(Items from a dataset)
** Begin **

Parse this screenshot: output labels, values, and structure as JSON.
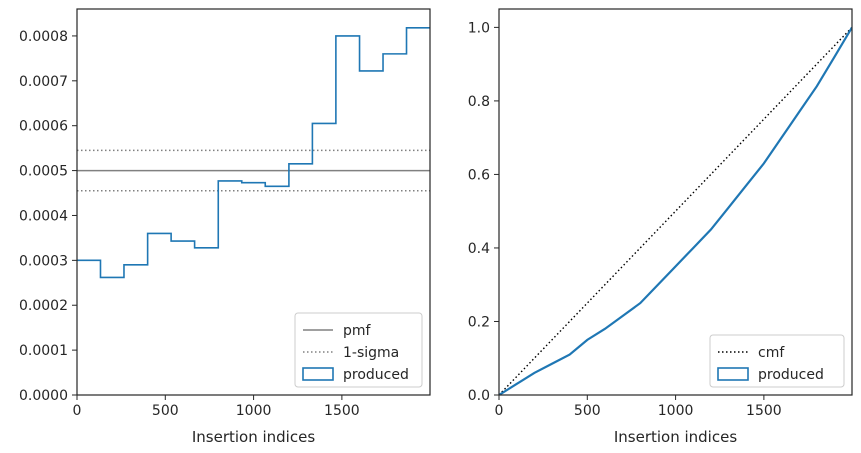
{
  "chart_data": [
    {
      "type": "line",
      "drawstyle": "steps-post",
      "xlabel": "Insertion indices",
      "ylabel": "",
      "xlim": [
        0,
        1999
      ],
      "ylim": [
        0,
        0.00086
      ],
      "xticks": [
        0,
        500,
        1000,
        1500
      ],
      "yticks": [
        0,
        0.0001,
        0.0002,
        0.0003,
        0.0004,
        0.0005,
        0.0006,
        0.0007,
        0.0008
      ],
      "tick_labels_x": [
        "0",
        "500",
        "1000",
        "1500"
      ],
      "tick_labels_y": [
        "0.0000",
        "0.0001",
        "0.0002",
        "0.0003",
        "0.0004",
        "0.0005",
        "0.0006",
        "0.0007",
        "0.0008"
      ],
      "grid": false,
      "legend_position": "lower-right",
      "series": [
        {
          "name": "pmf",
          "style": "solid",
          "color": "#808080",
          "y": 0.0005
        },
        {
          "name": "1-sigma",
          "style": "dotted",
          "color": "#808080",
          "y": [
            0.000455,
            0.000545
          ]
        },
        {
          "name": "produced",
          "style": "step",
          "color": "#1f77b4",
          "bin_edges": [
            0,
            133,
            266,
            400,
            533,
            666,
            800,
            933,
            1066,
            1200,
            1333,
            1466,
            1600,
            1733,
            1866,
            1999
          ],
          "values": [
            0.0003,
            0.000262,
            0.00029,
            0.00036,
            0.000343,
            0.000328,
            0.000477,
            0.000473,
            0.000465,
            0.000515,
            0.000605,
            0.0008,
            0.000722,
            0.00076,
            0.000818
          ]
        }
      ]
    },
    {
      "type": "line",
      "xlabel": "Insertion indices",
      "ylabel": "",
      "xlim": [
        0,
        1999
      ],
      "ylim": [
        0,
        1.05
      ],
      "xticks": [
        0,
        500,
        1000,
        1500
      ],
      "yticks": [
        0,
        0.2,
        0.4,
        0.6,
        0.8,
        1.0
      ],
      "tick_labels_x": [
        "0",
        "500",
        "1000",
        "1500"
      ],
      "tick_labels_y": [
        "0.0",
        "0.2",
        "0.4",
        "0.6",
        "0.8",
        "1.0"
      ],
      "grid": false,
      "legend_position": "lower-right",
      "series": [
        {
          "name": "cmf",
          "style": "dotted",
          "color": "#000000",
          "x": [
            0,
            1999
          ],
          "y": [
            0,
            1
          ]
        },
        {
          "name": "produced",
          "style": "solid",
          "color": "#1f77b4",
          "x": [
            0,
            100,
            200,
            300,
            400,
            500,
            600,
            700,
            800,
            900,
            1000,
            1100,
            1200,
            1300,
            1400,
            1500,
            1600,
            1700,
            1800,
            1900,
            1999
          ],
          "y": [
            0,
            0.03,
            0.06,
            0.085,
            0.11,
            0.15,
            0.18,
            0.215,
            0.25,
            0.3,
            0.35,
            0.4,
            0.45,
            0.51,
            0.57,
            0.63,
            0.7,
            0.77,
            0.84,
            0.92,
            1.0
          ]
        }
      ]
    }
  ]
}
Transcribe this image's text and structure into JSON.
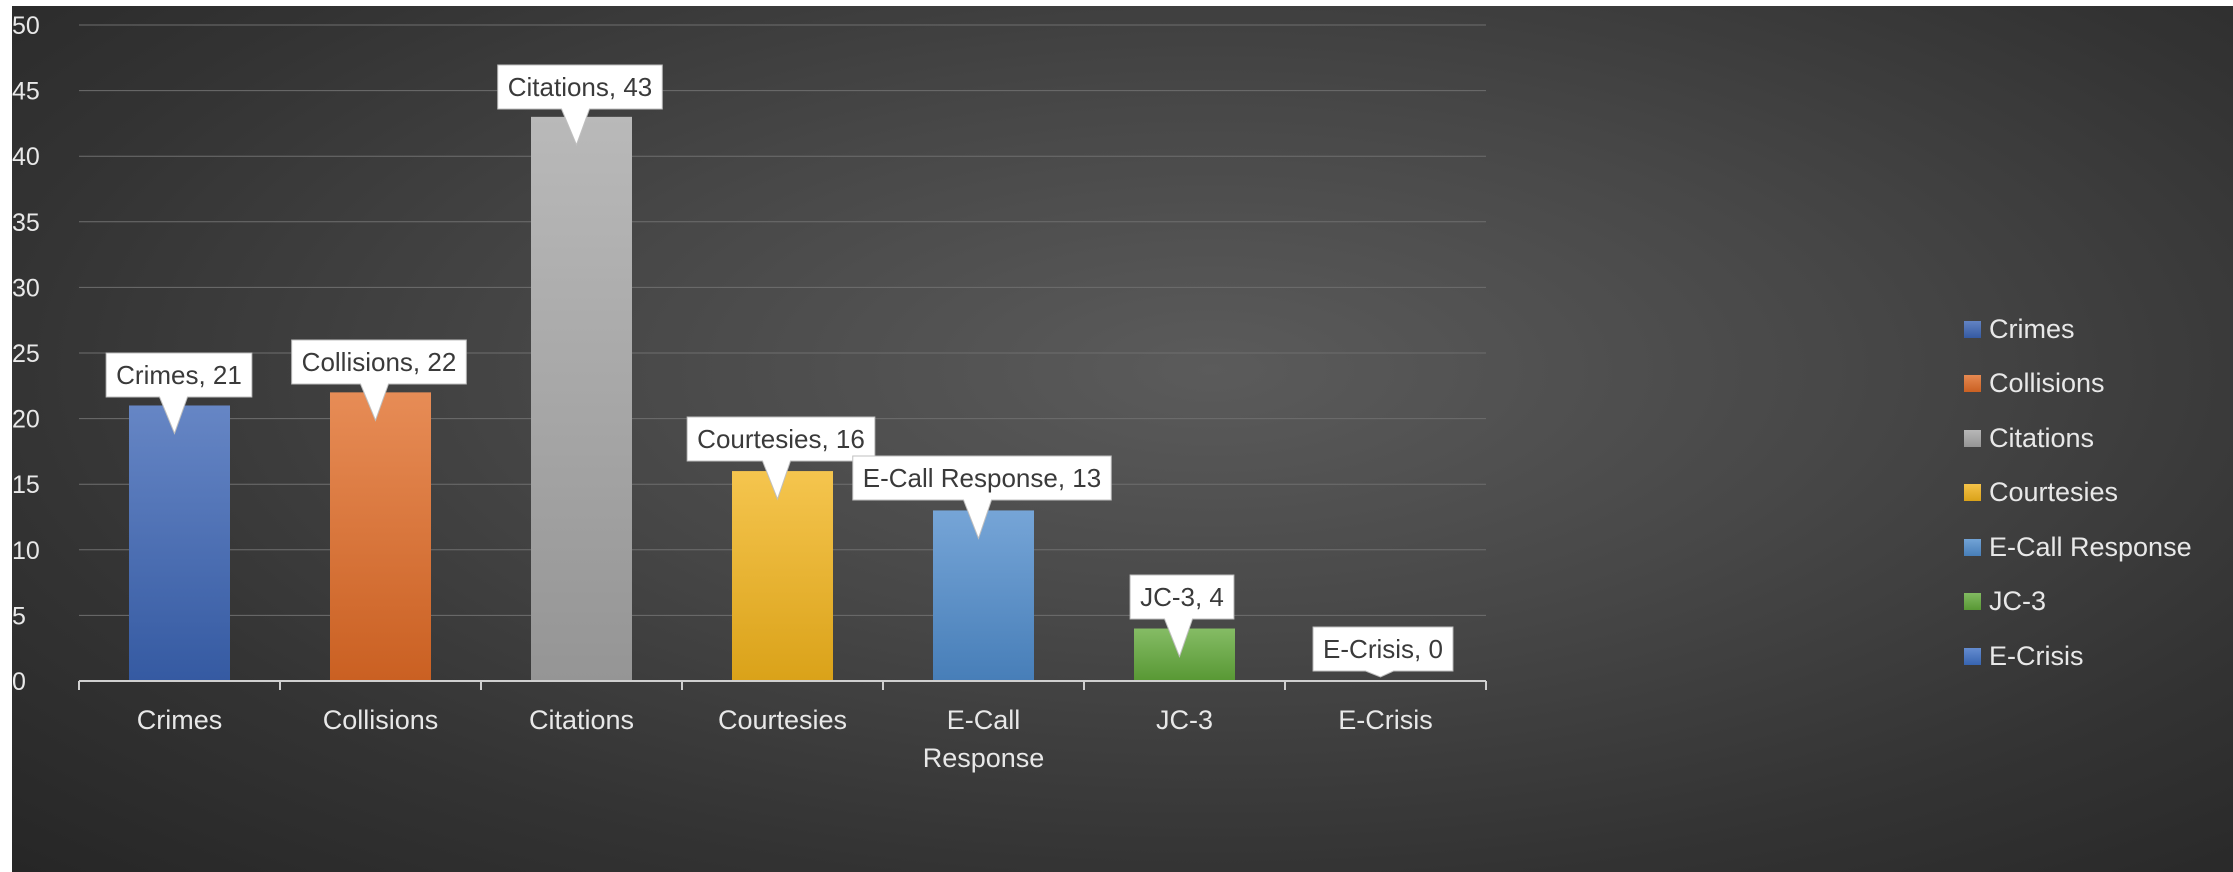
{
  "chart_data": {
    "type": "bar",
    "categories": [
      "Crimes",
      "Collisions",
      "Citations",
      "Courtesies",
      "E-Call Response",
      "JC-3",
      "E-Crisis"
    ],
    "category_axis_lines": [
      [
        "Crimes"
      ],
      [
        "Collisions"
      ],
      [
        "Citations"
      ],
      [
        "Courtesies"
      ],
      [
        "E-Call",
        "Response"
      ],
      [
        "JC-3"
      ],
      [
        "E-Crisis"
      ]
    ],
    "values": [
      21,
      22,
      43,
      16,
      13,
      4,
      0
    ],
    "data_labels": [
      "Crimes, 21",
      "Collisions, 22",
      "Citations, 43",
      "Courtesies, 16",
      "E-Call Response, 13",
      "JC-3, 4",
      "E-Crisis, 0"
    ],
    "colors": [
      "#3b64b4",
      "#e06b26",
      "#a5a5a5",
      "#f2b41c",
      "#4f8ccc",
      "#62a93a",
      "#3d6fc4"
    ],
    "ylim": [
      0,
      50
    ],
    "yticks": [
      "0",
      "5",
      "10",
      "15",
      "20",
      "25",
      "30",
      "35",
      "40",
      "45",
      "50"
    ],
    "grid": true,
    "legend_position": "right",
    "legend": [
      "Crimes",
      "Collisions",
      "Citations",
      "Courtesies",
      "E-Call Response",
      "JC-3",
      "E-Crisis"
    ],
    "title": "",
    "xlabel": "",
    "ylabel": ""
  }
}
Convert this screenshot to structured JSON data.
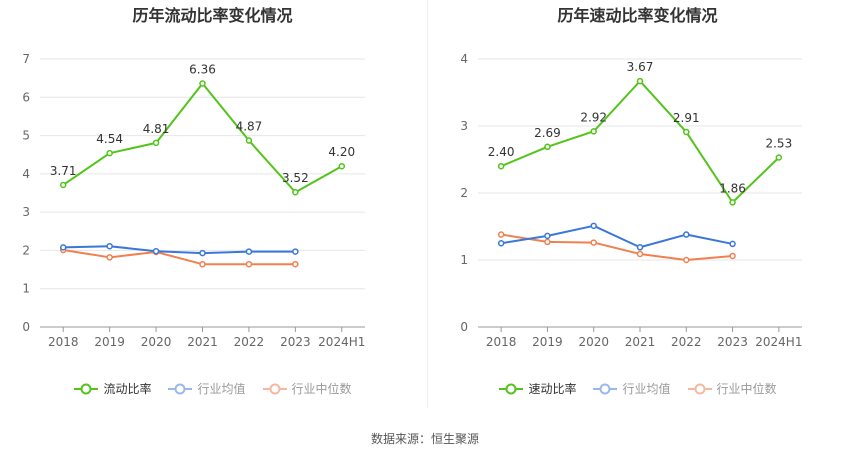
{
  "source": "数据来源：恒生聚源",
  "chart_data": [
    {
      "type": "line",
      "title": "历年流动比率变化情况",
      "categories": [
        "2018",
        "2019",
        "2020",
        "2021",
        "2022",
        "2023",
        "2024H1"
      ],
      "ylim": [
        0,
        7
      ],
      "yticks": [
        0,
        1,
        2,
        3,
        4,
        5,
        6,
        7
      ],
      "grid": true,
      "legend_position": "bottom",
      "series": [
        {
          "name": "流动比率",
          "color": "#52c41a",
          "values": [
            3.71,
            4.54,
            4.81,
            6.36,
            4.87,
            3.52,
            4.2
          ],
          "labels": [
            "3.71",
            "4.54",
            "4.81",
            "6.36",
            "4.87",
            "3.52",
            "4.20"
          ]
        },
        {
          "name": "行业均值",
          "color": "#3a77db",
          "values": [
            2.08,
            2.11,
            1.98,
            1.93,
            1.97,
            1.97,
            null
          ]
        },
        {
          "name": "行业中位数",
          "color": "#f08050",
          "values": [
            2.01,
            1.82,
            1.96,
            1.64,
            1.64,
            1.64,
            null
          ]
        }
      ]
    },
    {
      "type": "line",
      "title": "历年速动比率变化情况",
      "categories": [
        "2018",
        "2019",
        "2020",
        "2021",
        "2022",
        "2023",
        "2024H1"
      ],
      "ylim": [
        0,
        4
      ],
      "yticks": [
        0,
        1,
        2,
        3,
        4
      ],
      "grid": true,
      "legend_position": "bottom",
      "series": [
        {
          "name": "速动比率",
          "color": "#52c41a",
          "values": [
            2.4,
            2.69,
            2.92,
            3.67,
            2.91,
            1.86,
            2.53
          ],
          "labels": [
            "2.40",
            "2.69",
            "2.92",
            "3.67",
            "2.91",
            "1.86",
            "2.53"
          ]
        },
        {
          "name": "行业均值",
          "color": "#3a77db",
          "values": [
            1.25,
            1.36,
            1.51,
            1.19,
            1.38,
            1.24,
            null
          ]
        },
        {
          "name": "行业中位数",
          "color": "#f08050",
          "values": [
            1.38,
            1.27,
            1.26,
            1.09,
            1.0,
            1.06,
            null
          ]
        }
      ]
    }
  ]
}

** End **

Reproduce every entry exactly, but omit each picture.

Parse this screenshot: output labels, values, and structure as JSON.
{
  "chart_data": [
    {
      "type": "line",
      "drawstyle": "steps-post",
      "xlabel": "Insertion indices",
      "ylabel": "",
      "xlim": [
        0,
        1999
      ],
      "ylim": [
        0,
        0.00086
      ],
      "xticks": [
        0,
        500,
        1000,
        1500
      ],
      "yticks": [
        0,
        0.0001,
        0.0002,
        0.0003,
        0.0004,
        0.0005,
        0.0006,
        0.0007,
        0.0008
      ],
      "tick_labels_x": [
        "0",
        "500",
        "1000",
        "1500"
      ],
      "tick_labels_y": [
        "0.0000",
        "0.0001",
        "0.0002",
        "0.0003",
        "0.0004",
        "0.0005",
        "0.0006",
        "0.0007",
        "0.0008"
      ],
      "grid": false,
      "legend_position": "lower-right",
      "series": [
        {
          "name": "pmf",
          "style": "solid",
          "color": "#808080",
          "y": 0.0005
        },
        {
          "name": "1-sigma",
          "style": "dotted",
          "color": "#808080",
          "y": [
            0.000455,
            0.000545
          ]
        },
        {
          "name": "produced",
          "style": "step",
          "color": "#1f77b4",
          "bin_edges": [
            0,
            133,
            266,
            400,
            533,
            666,
            800,
            933,
            1066,
            1200,
            1333,
            1466,
            1600,
            1733,
            1866,
            1999
          ],
          "values": [
            0.0003,
            0.000262,
            0.00029,
            0.00036,
            0.000343,
            0.000328,
            0.000477,
            0.000473,
            0.000465,
            0.000515,
            0.000605,
            0.0008,
            0.000722,
            0.00076,
            0.000818
          ]
        }
      ]
    },
    {
      "type": "line",
      "xlabel": "Insertion indices",
      "ylabel": "",
      "xlim": [
        0,
        1999
      ],
      "ylim": [
        0,
        1.05
      ],
      "xticks": [
        0,
        500,
        1000,
        1500
      ],
      "yticks": [
        0,
        0.2,
        0.4,
        0.6,
        0.8,
        1.0
      ],
      "tick_labels_x": [
        "0",
        "500",
        "1000",
        "1500"
      ],
      "tick_labels_y": [
        "0.0",
        "0.2",
        "0.4",
        "0.6",
        "0.8",
        "1.0"
      ],
      "grid": false,
      "legend_position": "lower-right",
      "series": [
        {
          "name": "cmf",
          "style": "dotted",
          "color": "#000000",
          "x": [
            0,
            1999
          ],
          "y": [
            0,
            1
          ]
        },
        {
          "name": "produced",
          "style": "solid",
          "color": "#1f77b4",
          "x": [
            0,
            100,
            200,
            300,
            400,
            500,
            600,
            700,
            800,
            900,
            1000,
            1100,
            1200,
            1300,
            1400,
            1500,
            1600,
            1700,
            1800,
            1900,
            1999
          ],
          "y": [
            0,
            0.03,
            0.06,
            0.085,
            0.11,
            0.15,
            0.18,
            0.215,
            0.25,
            0.3,
            0.35,
            0.4,
            0.45,
            0.51,
            0.57,
            0.63,
            0.7,
            0.77,
            0.84,
            0.92,
            1.0
          ]
        }
      ]
    }
  ]
}
Transcribe this image's text and structure into JSON.
{
  "chart_data": {
    "type": "bar",
    "categories": [
      "Crimes",
      "Collisions",
      "Citations",
      "Courtesies",
      "E-Call Response",
      "JC-3",
      "E-Crisis"
    ],
    "category_axis_lines": [
      [
        "Crimes"
      ],
      [
        "Collisions"
      ],
      [
        "Citations"
      ],
      [
        "Courtesies"
      ],
      [
        "E-Call",
        "Response"
      ],
      [
        "JC-3"
      ],
      [
        "E-Crisis"
      ]
    ],
    "values": [
      21,
      22,
      43,
      16,
      13,
      4,
      0
    ],
    "data_labels": [
      "Crimes, 21",
      "Collisions, 22",
      "Citations, 43",
      "Courtesies, 16",
      "E-Call Response, 13",
      "JC-3, 4",
      "E-Crisis, 0"
    ],
    "colors": [
      "#3b64b4",
      "#e06b26",
      "#a5a5a5",
      "#f2b41c",
      "#4f8ccc",
      "#62a93a",
      "#3d6fc4"
    ],
    "ylim": [
      0,
      50
    ],
    "yticks": [
      "0",
      "5",
      "10",
      "15",
      "20",
      "25",
      "30",
      "35",
      "40",
      "45",
      "50"
    ],
    "grid": true,
    "legend_position": "right",
    "legend": [
      "Crimes",
      "Collisions",
      "Citations",
      "Courtesies",
      "E-Call Response",
      "JC-3",
      "E-Crisis"
    ],
    "title": "",
    "xlabel": "",
    "ylabel": ""
  }
}
Convert this screenshot to structured JSON data.
{
  "source": "数据来源：恒生聚源",
  "chart_data": [
    {
      "type": "line",
      "title": "历年流动比率变化情况",
      "categories": [
        "2018",
        "2019",
        "2020",
        "2021",
        "2022",
        "2023",
        "2024H1"
      ],
      "ylim": [
        0,
        7
      ],
      "yticks": [
        0,
        1,
        2,
        3,
        4,
        5,
        6,
        7
      ],
      "grid": true,
      "legend_position": "bottom",
      "series": [
        {
          "name": "流动比率",
          "color": "#52c41a",
          "values": [
            3.71,
            4.54,
            4.81,
            6.36,
            4.87,
            3.52,
            4.2
          ],
          "labels": [
            "3.71",
            "4.54",
            "4.81",
            "6.36",
            "4.87",
            "3.52",
            "4.20"
          ]
        },
        {
          "name": "行业均值",
          "color": "#3a77db",
          "values": [
            2.08,
            2.11,
            1.98,
            1.93,
            1.97,
            1.97,
            null
          ]
        },
        {
          "name": "行业中位数",
          "color": "#f08050",
          "values": [
            2.01,
            1.82,
            1.96,
            1.64,
            1.64,
            1.64,
            null
          ]
        }
      ]
    },
    {
      "type": "line",
      "title": "历年速动比率变化情况",
      "categories": [
        "2018",
        "2019",
        "2020",
        "2021",
        "2022",
        "2023",
        "2024H1"
      ],
      "ylim": [
        0,
        4
      ],
      "yticks": [
        0,
        1,
        2,
        3,
        4
      ],
      "grid": true,
      "legend_position": "bottom",
      "series": [
        {
          "name": "速动比率",
          "color": "#52c41a",
          "values": [
            2.4,
            2.69,
            2.92,
            3.67,
            2.91,
            1.86,
            2.53
          ],
          "labels": [
            "2.40",
            "2.69",
            "2.92",
            "3.67",
            "2.91",
            "1.86",
            "2.53"
          ]
        },
        {
          "name": "行业均值",
          "color": "#3a77db",
          "values": [
            1.25,
            1.36,
            1.51,
            1.19,
            1.38,
            1.24,
            null
          ]
        },
        {
          "name": "行业中位数",
          "color": "#f08050",
          "values": [
            1.38,
            1.27,
            1.26,
            1.09,
            1.0,
            1.06,
            null
          ]
        }
      ]
    }
  ]
}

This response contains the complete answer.